- _Source records_
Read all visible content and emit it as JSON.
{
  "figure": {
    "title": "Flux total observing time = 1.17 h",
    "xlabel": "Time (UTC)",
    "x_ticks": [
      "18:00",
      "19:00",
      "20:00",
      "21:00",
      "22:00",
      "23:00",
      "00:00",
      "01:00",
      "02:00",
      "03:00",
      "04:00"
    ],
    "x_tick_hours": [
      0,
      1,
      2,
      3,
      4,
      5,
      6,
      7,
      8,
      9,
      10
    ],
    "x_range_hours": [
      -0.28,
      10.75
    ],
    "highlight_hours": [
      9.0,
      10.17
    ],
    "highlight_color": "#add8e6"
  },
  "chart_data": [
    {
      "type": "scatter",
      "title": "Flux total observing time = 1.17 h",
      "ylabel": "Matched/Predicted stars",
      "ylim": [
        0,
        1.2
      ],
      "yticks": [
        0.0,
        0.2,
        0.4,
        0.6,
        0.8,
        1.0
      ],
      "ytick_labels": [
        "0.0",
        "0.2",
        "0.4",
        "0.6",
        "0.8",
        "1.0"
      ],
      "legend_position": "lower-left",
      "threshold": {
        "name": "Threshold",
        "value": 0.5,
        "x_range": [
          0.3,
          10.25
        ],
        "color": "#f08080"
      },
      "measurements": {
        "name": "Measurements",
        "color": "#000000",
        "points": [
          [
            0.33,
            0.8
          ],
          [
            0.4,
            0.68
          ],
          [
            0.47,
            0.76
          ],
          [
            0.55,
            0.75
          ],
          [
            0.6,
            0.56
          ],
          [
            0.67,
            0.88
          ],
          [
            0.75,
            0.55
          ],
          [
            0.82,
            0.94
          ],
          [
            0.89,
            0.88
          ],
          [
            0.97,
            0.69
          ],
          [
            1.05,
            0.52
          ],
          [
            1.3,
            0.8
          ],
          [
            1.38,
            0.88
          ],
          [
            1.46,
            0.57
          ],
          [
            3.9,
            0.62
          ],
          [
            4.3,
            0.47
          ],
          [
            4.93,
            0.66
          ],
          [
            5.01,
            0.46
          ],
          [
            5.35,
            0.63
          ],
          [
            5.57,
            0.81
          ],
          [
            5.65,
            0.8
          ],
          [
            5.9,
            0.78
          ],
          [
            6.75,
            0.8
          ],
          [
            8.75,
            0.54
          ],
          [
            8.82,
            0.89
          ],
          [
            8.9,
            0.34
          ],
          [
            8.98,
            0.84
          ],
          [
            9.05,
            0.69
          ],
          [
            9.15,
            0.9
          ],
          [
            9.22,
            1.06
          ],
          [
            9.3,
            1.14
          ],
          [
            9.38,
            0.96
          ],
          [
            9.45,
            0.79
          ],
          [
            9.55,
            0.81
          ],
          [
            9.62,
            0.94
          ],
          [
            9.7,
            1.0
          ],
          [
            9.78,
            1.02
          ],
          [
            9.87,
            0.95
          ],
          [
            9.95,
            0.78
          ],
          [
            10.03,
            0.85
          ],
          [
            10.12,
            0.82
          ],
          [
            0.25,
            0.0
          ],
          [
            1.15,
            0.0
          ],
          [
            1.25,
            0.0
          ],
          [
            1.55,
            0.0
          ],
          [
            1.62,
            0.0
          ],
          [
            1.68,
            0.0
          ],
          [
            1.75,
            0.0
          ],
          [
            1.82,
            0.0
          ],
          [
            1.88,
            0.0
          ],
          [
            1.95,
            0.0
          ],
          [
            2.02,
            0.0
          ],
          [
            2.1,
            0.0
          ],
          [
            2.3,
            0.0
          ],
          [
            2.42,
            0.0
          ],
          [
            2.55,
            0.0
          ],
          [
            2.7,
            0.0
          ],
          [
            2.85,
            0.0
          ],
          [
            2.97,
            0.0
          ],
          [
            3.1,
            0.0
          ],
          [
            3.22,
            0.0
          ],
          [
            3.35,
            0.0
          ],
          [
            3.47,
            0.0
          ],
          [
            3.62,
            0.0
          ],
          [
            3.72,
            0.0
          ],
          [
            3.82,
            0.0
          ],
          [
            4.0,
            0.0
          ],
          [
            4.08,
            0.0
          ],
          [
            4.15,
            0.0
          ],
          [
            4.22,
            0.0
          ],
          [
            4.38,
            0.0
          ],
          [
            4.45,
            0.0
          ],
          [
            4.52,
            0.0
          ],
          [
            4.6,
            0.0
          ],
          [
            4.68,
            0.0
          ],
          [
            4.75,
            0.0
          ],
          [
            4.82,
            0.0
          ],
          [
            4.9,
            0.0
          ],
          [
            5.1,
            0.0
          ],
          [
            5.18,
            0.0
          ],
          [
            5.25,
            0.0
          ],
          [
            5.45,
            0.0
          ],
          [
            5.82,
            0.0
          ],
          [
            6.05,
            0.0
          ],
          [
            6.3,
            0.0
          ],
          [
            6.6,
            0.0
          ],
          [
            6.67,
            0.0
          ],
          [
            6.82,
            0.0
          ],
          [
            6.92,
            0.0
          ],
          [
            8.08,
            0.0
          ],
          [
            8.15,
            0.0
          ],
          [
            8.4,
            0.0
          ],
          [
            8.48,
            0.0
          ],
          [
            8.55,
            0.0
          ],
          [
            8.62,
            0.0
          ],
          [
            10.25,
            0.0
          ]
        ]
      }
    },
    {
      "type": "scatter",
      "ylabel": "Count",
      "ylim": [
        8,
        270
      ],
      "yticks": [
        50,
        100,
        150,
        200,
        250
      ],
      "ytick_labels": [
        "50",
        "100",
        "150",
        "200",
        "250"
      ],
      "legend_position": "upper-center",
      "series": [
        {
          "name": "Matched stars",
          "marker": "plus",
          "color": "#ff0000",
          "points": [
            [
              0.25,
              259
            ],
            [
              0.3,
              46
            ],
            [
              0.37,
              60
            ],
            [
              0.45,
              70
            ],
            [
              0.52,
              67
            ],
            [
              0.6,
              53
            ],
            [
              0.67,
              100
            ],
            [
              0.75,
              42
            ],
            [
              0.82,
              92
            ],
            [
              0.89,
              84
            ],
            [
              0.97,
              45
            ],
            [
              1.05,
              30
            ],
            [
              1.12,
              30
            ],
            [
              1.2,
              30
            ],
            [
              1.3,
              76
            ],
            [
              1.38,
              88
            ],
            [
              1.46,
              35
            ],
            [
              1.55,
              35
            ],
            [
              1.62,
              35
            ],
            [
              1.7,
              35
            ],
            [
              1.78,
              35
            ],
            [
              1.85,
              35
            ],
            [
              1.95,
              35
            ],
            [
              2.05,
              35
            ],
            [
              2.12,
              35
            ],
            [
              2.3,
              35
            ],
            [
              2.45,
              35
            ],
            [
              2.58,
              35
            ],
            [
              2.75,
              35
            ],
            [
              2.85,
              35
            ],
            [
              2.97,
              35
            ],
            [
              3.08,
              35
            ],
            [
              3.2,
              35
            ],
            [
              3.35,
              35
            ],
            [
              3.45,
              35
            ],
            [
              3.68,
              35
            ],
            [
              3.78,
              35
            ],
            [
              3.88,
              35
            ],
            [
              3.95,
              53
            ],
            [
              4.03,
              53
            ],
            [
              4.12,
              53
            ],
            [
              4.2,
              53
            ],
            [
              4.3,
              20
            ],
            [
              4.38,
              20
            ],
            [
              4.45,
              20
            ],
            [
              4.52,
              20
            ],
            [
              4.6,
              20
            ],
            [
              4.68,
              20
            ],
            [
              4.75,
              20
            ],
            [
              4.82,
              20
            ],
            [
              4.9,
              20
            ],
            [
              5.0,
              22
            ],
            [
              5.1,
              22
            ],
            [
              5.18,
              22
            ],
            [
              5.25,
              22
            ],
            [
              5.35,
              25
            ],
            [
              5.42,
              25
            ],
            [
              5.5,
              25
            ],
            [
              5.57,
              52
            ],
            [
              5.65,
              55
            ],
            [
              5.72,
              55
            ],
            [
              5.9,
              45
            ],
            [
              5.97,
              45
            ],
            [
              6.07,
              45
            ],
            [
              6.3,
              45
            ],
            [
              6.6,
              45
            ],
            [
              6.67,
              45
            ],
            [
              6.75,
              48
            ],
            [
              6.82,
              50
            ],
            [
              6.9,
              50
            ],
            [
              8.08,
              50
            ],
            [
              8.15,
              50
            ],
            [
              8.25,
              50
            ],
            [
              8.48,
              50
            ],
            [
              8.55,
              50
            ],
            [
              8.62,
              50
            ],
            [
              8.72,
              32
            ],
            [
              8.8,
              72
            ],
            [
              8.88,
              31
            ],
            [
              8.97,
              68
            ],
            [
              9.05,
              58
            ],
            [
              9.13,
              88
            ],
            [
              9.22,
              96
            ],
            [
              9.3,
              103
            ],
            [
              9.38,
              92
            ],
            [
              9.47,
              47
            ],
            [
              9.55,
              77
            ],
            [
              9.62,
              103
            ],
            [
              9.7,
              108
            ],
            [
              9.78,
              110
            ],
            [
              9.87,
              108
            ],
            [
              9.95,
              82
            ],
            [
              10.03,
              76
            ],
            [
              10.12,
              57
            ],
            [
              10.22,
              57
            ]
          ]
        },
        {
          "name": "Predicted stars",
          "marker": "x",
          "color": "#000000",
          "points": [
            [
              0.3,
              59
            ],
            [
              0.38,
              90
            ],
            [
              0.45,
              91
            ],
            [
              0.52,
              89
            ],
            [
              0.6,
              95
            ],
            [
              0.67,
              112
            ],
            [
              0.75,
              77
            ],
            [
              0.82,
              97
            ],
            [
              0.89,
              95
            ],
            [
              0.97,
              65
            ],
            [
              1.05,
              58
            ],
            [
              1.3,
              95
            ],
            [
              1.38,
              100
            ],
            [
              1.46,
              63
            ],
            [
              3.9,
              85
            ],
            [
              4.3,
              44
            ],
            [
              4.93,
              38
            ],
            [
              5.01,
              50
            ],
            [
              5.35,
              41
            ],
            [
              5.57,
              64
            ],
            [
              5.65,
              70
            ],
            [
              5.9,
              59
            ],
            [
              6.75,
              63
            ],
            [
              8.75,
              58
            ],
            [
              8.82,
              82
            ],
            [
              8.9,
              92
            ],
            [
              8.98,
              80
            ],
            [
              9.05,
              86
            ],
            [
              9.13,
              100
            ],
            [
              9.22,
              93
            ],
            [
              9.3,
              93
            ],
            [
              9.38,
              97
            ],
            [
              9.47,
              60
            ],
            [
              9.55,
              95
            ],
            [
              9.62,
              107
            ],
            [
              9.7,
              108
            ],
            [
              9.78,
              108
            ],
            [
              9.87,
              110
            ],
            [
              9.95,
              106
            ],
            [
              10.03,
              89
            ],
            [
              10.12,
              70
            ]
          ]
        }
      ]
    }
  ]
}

- _AIM_
Pull out all lines from the entries above in which the word "total" appears.

- _FULL ANSWER_
    "title": "Flux total observing time = 1.17 h",
      "title": "Flux total observing time = 1.17 h",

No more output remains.